● **AIM**
Transcribe every record that appears below, exactly and in full.

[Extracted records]
┄┄┄┄┄┄┄┄┄┄┄┄┄┄┄┄┄┄┄┄

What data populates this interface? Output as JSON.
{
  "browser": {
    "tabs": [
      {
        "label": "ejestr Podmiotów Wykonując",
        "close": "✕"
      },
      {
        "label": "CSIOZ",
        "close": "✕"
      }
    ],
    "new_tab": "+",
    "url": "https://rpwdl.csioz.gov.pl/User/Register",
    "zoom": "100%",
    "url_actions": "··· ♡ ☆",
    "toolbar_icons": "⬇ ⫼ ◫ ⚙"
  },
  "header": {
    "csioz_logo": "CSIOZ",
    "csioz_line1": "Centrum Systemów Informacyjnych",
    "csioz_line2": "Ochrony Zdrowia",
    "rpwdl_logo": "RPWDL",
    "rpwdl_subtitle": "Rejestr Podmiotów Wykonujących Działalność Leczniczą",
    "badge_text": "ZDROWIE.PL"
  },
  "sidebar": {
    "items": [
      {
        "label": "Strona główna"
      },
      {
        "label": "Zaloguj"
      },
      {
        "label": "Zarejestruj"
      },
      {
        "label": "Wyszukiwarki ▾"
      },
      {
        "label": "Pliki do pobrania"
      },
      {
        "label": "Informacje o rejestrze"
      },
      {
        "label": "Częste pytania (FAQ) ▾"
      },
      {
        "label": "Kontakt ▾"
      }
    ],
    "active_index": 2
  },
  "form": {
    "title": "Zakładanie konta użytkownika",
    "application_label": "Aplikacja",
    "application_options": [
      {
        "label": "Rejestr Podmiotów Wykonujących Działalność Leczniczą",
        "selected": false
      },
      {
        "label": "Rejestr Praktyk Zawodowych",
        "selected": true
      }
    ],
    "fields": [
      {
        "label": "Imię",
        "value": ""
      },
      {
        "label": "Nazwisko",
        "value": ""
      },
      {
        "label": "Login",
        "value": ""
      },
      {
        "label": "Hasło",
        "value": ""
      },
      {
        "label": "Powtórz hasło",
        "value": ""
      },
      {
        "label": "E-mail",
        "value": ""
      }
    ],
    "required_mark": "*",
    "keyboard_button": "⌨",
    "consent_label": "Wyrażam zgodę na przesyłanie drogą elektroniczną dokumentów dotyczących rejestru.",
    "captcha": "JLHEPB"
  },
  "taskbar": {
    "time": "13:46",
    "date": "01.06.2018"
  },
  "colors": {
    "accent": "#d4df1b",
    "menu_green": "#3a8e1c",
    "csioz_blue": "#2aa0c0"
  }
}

┄┄┄┄┄┄┄┄┄┄┄┄┄┄┄┄┄┄┄┄

● **SOLUTION TO THE PROBLEM**
What data populates this interface? Output as JSON.
{
  "browser": {
    "tabs": [
      {
        "label": "ejestr Podmiotów Wykonując",
        "close": "✕"
      },
      {
        "label": "CSIOZ",
        "close": "✕"
      }
    ],
    "new_tab": "+",
    "url": "https://rpwdl.csioz.gov.pl/User/Register",
    "zoom": "100%",
    "url_actions": "··· ♡ ☆",
    "toolbar_icons": "⬇ ⫼ ◫ ⚙"
  },
  "header": {
    "csioz_logo": "CSIOZ",
    "csioz_line1": "Centrum Systemów Informacyjnych",
    "csioz_line2": "Ochrony Zdrowia",
    "rpwdl_logo": "RPWDL",
    "rpwdl_subtitle": "Rejestr Podmiotów Wykonujących Działalność Leczniczą",
    "badge_text": "ZDROWIE.PL"
  },
  "sidebar": {
    "items": [
      {
        "label": "Strona główna"
      },
      {
        "label": "Zaloguj"
      },
      {
        "label": "Zarejestruj"
      },
      {
        "label": "Wyszukiwarki ▾"
      },
      {
        "label": "Pliki do pobrania"
      },
      {
        "label": "Informacje o rejestrze"
      },
      {
        "label": "Częste pytania (FAQ) ▾"
      },
      {
        "label": "Kontakt ▾"
      }
    ],
    "active_index": 2
  },
  "form": {
    "title": "Zakładanie konta użytkownika",
    "application_label": "Aplikacja",
    "application_options": [
      {
        "label": "Rejestr Podmiotów Wykonujących Działalność Leczniczą",
        "selected": false
      },
      {
        "label": "Rejestr Praktyk Zawodowych",
        "selected": true
      }
    ],
    "fields": [
      {
        "label": "Imię",
        "value": ""
      },
      {
        "label": "Nazwisko",
        "value": ""
      },
      {
        "label": "Login",
        "value": ""
      },
      {
        "label": "Hasło",
        "value": ""
      },
      {
        "label": "Powtórz hasło",
        "value": ""
      },
      {
        "label": "E-mail",
        "value": ""
      }
    ],
    "required_mark": "*",
    "keyboard_button": "⌨",
    "consent_label": "Wyrażam zgodę na przesyłanie drogą elektroniczną dokumentów dotyczących rejestru.",
    "captcha": "JLHEPB"
  },
  "taskbar": {
    "time": "13:46",
    "date": "01.06.2018"
  },
  "colors": {
    "accent": "#d4df1b",
    "menu_green": "#3a8e1c",
    "csioz_blue": "#2aa0c0"
  }
}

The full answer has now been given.